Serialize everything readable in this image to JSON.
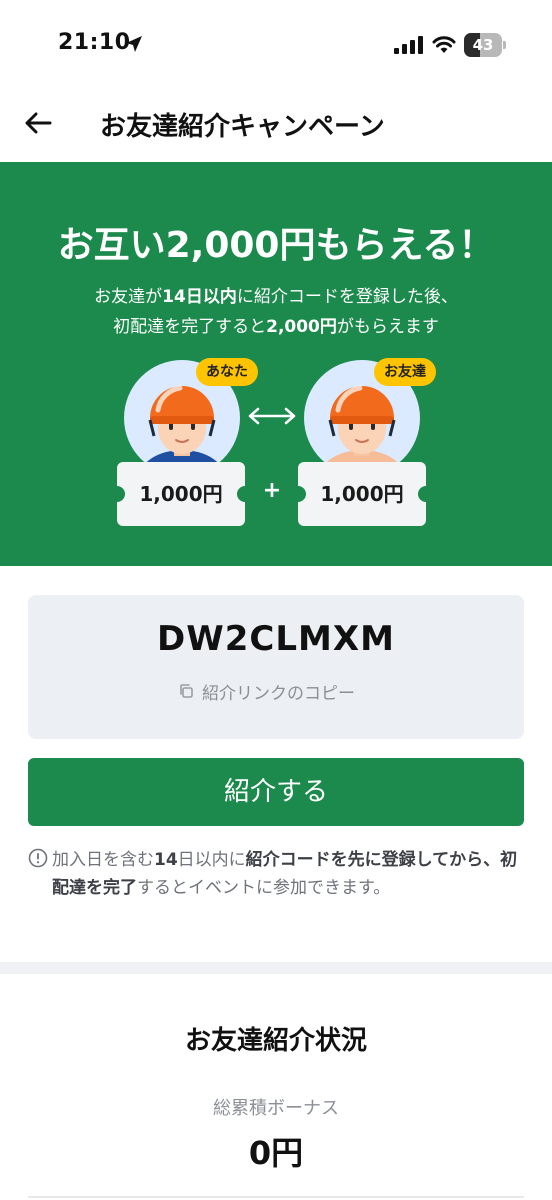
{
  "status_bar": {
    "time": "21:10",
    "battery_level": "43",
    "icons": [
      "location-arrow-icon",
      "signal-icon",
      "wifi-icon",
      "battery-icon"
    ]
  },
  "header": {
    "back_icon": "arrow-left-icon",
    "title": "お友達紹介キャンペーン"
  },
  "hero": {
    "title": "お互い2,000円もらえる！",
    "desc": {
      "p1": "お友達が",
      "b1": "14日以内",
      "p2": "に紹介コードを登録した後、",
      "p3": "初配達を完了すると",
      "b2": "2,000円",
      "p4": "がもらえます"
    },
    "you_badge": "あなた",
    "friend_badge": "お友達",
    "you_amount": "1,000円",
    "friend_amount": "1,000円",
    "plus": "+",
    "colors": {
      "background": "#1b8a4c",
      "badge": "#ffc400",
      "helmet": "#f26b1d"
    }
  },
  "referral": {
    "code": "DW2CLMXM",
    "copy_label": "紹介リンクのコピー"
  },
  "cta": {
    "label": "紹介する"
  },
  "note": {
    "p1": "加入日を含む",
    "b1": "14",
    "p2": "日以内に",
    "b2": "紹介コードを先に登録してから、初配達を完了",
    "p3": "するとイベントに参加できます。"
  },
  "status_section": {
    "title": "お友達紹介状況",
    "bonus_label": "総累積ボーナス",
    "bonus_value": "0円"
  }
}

○ ○ ○ ○ ○

:: Objective ::
Without the pictures, restate all the entries above exactly.

:: Response ::
Serialize everything readable in this image to JSON.
{
  "status_bar": {
    "time": "21:10",
    "battery_level": "43",
    "icons": [
      "location-arrow-icon",
      "signal-icon",
      "wifi-icon",
      "battery-icon"
    ]
  },
  "header": {
    "back_icon": "arrow-left-icon",
    "title": "お友達紹介キャンペーン"
  },
  "hero": {
    "title": "お互い2,000円もらえる！",
    "desc": {
      "p1": "お友達が",
      "b1": "14日以内",
      "p2": "に紹介コードを登録した後、",
      "p3": "初配達を完了すると",
      "b2": "2,000円",
      "p4": "がもらえます"
    },
    "you_badge": "あなた",
    "friend_badge": "お友達",
    "you_amount": "1,000円",
    "friend_amount": "1,000円",
    "plus": "+",
    "colors": {
      "background": "#1b8a4c",
      "badge": "#ffc400",
      "helmet": "#f26b1d"
    }
  },
  "referral": {
    "code": "DW2CLMXM",
    "copy_label": "紹介リンクのコピー"
  },
  "cta": {
    "label": "紹介する"
  },
  "note": {
    "p1": "加入日を含む",
    "b1": "14",
    "p2": "日以内に",
    "b2": "紹介コードを先に登録してから、初配達を完了",
    "p3": "するとイベントに参加できます。"
  },
  "status_section": {
    "title": "お友達紹介状況",
    "bonus_label": "総累積ボーナス",
    "bonus_value": "0円"
  }
}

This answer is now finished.